== DATA LINES

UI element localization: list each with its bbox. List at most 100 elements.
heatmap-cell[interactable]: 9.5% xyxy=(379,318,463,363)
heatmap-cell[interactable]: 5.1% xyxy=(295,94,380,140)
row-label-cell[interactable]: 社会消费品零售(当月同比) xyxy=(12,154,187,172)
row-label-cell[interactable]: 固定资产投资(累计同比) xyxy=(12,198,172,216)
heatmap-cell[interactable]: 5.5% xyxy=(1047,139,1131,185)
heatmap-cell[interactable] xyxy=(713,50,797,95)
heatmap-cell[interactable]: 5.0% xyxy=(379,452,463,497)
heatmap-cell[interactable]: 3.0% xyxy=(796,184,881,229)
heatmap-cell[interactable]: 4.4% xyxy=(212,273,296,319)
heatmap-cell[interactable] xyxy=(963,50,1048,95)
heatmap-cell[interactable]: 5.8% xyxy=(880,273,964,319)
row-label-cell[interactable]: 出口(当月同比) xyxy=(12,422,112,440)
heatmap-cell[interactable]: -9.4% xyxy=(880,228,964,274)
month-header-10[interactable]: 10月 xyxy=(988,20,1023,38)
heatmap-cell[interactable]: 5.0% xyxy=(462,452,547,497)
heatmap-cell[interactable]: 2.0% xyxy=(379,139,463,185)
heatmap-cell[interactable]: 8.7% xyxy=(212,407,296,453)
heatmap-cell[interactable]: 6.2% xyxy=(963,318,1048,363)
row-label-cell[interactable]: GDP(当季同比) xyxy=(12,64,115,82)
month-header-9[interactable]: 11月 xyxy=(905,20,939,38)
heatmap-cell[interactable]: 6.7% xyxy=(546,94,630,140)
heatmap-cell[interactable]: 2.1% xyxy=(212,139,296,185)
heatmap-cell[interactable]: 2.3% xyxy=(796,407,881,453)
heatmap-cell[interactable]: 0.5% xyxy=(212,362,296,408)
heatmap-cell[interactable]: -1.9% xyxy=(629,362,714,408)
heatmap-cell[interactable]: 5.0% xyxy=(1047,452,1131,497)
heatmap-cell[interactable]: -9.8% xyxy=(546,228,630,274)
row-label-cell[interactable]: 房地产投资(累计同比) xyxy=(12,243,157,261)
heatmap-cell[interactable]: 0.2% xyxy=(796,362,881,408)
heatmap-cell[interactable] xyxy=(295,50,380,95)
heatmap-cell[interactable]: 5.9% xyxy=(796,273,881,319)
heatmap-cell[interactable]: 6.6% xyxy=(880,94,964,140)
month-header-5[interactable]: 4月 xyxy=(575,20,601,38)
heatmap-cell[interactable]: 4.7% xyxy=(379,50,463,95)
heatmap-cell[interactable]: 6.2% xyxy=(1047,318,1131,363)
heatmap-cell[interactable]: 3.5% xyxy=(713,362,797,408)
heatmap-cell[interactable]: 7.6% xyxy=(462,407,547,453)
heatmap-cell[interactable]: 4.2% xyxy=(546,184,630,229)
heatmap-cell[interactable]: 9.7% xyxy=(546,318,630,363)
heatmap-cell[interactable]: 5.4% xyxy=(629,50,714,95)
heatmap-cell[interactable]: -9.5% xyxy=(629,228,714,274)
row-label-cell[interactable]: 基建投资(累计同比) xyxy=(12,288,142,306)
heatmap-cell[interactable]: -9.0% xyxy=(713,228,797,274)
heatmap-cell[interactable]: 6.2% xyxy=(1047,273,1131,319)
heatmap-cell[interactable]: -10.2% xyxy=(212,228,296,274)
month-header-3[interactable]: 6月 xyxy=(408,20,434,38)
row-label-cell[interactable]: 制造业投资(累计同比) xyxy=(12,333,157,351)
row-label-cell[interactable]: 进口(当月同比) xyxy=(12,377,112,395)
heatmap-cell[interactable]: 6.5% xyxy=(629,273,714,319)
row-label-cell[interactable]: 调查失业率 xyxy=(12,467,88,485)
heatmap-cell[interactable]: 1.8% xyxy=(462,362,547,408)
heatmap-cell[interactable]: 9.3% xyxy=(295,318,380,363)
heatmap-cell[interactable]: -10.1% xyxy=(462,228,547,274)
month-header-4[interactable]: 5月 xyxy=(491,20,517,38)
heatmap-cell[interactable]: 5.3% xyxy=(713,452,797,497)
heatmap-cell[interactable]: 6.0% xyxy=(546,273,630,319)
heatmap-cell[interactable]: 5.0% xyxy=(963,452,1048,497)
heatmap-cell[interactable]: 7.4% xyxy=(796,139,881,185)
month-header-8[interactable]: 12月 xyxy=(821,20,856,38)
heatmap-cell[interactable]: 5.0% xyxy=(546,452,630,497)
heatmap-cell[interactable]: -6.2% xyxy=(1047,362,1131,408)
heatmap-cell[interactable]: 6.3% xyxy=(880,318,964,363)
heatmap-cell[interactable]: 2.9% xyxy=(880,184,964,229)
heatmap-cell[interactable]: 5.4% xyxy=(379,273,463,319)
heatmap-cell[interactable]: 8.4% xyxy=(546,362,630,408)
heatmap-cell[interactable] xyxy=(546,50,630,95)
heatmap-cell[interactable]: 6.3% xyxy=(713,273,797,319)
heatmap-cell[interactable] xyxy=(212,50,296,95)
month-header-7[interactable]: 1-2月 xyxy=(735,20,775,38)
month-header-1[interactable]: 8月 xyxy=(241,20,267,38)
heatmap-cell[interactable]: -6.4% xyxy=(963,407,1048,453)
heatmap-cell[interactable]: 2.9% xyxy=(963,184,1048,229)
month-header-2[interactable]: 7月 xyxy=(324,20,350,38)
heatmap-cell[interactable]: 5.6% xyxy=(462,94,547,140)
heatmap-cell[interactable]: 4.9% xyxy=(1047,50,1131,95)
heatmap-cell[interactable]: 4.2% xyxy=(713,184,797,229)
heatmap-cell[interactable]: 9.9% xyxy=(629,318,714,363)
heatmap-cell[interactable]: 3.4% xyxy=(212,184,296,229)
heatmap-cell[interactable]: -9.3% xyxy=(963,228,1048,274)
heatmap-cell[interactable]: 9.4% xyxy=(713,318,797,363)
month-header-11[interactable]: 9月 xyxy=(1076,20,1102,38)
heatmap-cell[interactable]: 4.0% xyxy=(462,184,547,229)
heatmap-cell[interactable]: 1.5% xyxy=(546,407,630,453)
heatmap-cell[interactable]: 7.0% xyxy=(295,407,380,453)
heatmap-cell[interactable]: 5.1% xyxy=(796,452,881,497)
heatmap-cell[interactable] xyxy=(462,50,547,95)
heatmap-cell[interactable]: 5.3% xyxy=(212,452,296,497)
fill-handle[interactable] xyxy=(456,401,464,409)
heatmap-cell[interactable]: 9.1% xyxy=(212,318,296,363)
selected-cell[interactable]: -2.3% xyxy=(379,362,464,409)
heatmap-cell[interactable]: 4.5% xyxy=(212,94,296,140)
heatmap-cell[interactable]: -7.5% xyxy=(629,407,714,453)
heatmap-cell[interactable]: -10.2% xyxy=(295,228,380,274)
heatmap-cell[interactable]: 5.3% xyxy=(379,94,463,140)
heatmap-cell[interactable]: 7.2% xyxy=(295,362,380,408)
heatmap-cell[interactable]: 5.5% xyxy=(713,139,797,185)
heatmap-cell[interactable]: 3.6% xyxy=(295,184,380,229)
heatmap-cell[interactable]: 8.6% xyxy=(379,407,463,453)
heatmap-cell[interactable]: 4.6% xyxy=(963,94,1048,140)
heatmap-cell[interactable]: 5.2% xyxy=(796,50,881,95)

====

• _REQUEST_
Could you arrange every line of the listing above as a Markdown table with the columns "No." and "Line", numbering the rows and omitting blank lines?

• _ANSWER FOR THIS EXERCISE_
| No. | Line |
|---|---|
| 1 | UI element localization: list each with its bbox. List at most 100 elements. |
| 2 | heatmap-cell[interactable]: 9.5% xyxy=(379,318,463,363) |
| 3 | heatmap-cell[interactable]: 5.1% xyxy=(295,94,380,140) |
| 4 | row-label-cell[interactable]: 社会消费品零售(当月同比) xyxy=(12,154,187,172) |
| 5 | row-label-cell[interactable]: 固定资产投资(累计同比) xyxy=(12,198,172,216) |
| 6 | heatmap-cell[interactable]: 5.5% xyxy=(1047,139,1131,185) |
| 7 | heatmap-cell[interactable] xyxy=(713,50,797,95) |
| 8 | heatmap-cell[interactable]: 5.0% xyxy=(379,452,463,497) |
| 9 | heatmap-cell[interactable]: 3.0% xyxy=(796,184,881,229) |
| 10 | heatmap-cell[interactable]: 4.4% xyxy=(212,273,296,319) |
| 11 | heatmap-cell[interactable] xyxy=(963,50,1048,95) |
| 12 | heatmap-cell[interactable]: 5.8% xyxy=(880,273,964,319) |
| 13 | row-label-cell[interactable]: 出口(当月同比) xyxy=(12,422,112,440) |
| 14 | heatmap-cell[interactable]: -9.4% xyxy=(880,228,964,274) |
| 15 | month-header-10[interactable]: 10月 xyxy=(988,20,1023,38) |
| 16 | heatmap-cell[interactable]: 5.0% xyxy=(462,452,547,497) |
| 17 | heatmap-cell[interactable]: 2.0% xyxy=(379,139,463,185) |
| 18 | heatmap-cell[interactable]: 8.7% xyxy=(212,407,296,453) |
| 19 | heatmap-cell[interactable]: 6.2% xyxy=(963,318,1048,363) |
| 20 | row-label-cell[interactable]: GDP(当季同比) xyxy=(12,64,115,82) |
| 21 | month-header-9[interactable]: 11月 xyxy=(905,20,939,38) |
| 22 | heatmap-cell[interactable]: 6.7% xyxy=(546,94,630,140) |
| 23 | heatmap-cell[interactable]: 2.1% xyxy=(212,139,296,185) |
| 24 | heatmap-cell[interactable]: 2.3% xyxy=(796,407,881,453) |
| 25 | heatmap-cell[interactable]: 0.5% xyxy=(212,362,296,408) |
| 26 | heatmap-cell[interactable]: -1.9% xyxy=(629,362,714,408) |
| 27 | heatmap-cell[interactable]: 5.0% xyxy=(1047,452,1131,497) |
| 28 | heatmap-cell[interactable]: -9.8% xyxy=(546,228,630,274) |
| 29 | row-label-cell[interactable]: 房地产投资(累计同比) xyxy=(12,243,157,261) |
| 30 | heatmap-cell[interactable]: 0.2% xyxy=(796,362,881,408) |
| 31 | heatmap-cell[interactable] xyxy=(295,50,380,95) |
| 32 | heatmap-cell[interactable]: 5.9% xyxy=(796,273,881,319) |
| 33 | heatmap-cell[interactable]: 6.6% xyxy=(880,94,964,140) |
| 34 | month-header-5[interactable]: 4月 xyxy=(575,20,601,38) |
| 35 | heatmap-cell[interactable]: 4.7% xyxy=(379,50,463,95) |
| 36 | heatmap-cell[interactable]: 6.2% xyxy=(1047,318,1131,363) |
| 37 | heatmap-cell[interactable]: 3.5% xyxy=(713,362,797,408) |
| 38 | heatmap-cell[interactable]: 7.6% xyxy=(462,407,547,453) |
| 39 | heatmap-cell[interactable]: 4.2% xyxy=(546,184,630,229) |
| 40 | heatmap-cell[interactable]: 9.7% xyxy=(546,318,630,363) |
| 41 | heatmap-cell[interactable]: 5.4% xyxy=(629,50,714,95) |
| 42 | heatmap-cell[interactable]: -9.5% xyxy=(629,228,714,274) |
| 43 | row-label-cell[interactable]: 基建投资(累计同比) xyxy=(12,288,142,306) |
| 44 | heatmap-cell[interactable]: -9.0% xyxy=(713,228,797,274) |
| 45 | heatmap-cell[interactable]: 6.2% xyxy=(1047,273,1131,319) |
| 46 | heatmap-cell[interactable]: -10.2% xyxy=(212,228,296,274) |
| 47 | month-header-3[interactable]: 6月 xyxy=(408,20,434,38) |
| 48 | row-label-cell[interactable]: 制造业投资(累计同比) xyxy=(12,333,157,351) |
| 49 | row-label-cell[interactable]: 进口(当月同比) xyxy=(12,377,112,395) |
| 50 | heatmap-cell[interactable]: 6.5% xyxy=(629,273,714,319) |
| 51 | row-label-cell[interactable]: 调查失业率 xyxy=(12,467,88,485) |
| 52 | heatmap-cell[interactable]: 1.8% xyxy=(462,362,547,408) |
| 53 | heatmap-cell[interactable]: 9.3% xyxy=(295,318,380,363) |
| 54 | heatmap-cell[interactable]: -10.1% xyxy=(462,228,547,274) |
| 55 | month-header-4[interactable]: 5月 xyxy=(491,20,517,38) |
| 56 | heatmap-cell[interactable]: 5.3% xyxy=(713,452,797,497) |
| 57 | heatmap-cell[interactable]: 6.0% xyxy=(546,273,630,319) |
| 58 | heatmap-cell[interactable]: 5.0% xyxy=(963,452,1048,497) |
| 59 | heatmap-cell[interactable]: 7.4% xyxy=(796,139,881,185) |
| 60 | month-header-8[interactable]: 12月 xyxy=(821,20,856,38) |
| 61 | heatmap-cell[interactable]: 5.0% xyxy=(546,452,630,497) |
| 62 | heatmap-cell[interactable]: -6.2% xyxy=(1047,362,1131,408) |
| 63 | heatmap-cell[interactable]: 6.3% xyxy=(880,318,964,363) |
| 64 | heatmap-cell[interactable]: 2.9% xyxy=(880,184,964,229) |
| 65 | heatmap-cell[interactable]: 5.4% xyxy=(379,273,463,319) |
| 66 | heatmap-cell[interactable]: 8.4% xyxy=(546,362,630,408) |
| 67 | heatmap-cell[interactable] xyxy=(546,50,630,95) |
| 68 | heatmap-cell[interactable]: 6.3% xyxy=(713,273,797,319) |
| 69 | heatmap-cell[interactable] xyxy=(212,50,296,95) |
| 70 | month-header-7[interactable]: 1-2月 xyxy=(735,20,775,38) |
| 71 | month-header-1[interactable]: 8月 xyxy=(241,20,267,38) |
| 72 | heatmap-cell[interactable]: -6.4% xyxy=(963,407,1048,453) |
| 73 | heatmap-cell[interactable]: 2.9% xyxy=(963,184,1048,229) |
| 74 | month-header-2[interactable]: 7月 xyxy=(324,20,350,38) |
| 75 | heatmap-cell[interactable]: 5.6% xyxy=(462,94,547,140) |
| 76 | heatmap-cell[interactable]: 4.9% xyxy=(1047,50,1131,95) |
| 77 | heatmap-cell[interactable]: 4.2% xyxy=(713,184,797,229) |
| 78 | heatmap-cell[interactable]: 9.9% xyxy=(629,318,714,363) |
| 79 | heatmap-cell[interactable]: 3.4% xyxy=(212,184,296,229) |
| 80 | heatmap-cell[interactable]: -9.3% xyxy=(963,228,1048,274) |
| 81 | heatmap-cell[interactable]: 9.4% xyxy=(713,318,797,363) |
| 82 | month-header-11[interactable]: 9月 xyxy=(1076,20,1102,38) |
| 83 | heatmap-cell[interactable]: 4.0% xyxy=(462,184,547,229) |
| 84 | heatmap-cell[interactable]: 1.5% xyxy=(546,407,630,453) |
| 85 | heatmap-cell[interactable]: 7.0% xyxy=(295,407,380,453) |
| 86 | heatmap-cell[interactable]: 5.1% xyxy=(796,452,881,497) |
| 87 | heatmap-cell[interactable] xyxy=(462,50,547,95) |
| 88 | heatmap-cell[interactable]: 5.3% xyxy=(212,452,296,497) |
| 89 | fill-handle[interactable] xyxy=(456,401,464,409) |
| 90 | heatmap-cell[interactable]: 9.1% xyxy=(212,318,296,363) |
| 91 | selected-cell[interactable]: -2.3% xyxy=(379,362,464,409) |
| 92 | heatmap-cell[interactable]: 4.5% xyxy=(212,94,296,140) |
| 93 | heatmap-cell[interactable]: -7.5% xyxy=(629,407,714,453) |
| 94 | heatmap-cell[interactable]: -10.2% xyxy=(295,228,380,274) |
| 95 | heatmap-cell[interactable]: 5.3% xyxy=(379,94,463,140) |
| 96 | heatmap-cell[interactable]: 7.2% xyxy=(295,362,380,408) |
| 97 | heatmap-cell[interactable]: 5.5% xyxy=(713,139,797,185) |
| 98 | heatmap-cell[interactable]: 3.6% xyxy=(295,184,380,229) |
| 99 | heatmap-cell[interactable]: 8.6% xyxy=(379,407,463,453) |
| 100 | heatmap-cell[interactable]: 4.6% xyxy=(963,94,1048,140) |
| 101 | heatmap-cell[interactable]: 5.2% xyxy=(796,50,881,95) |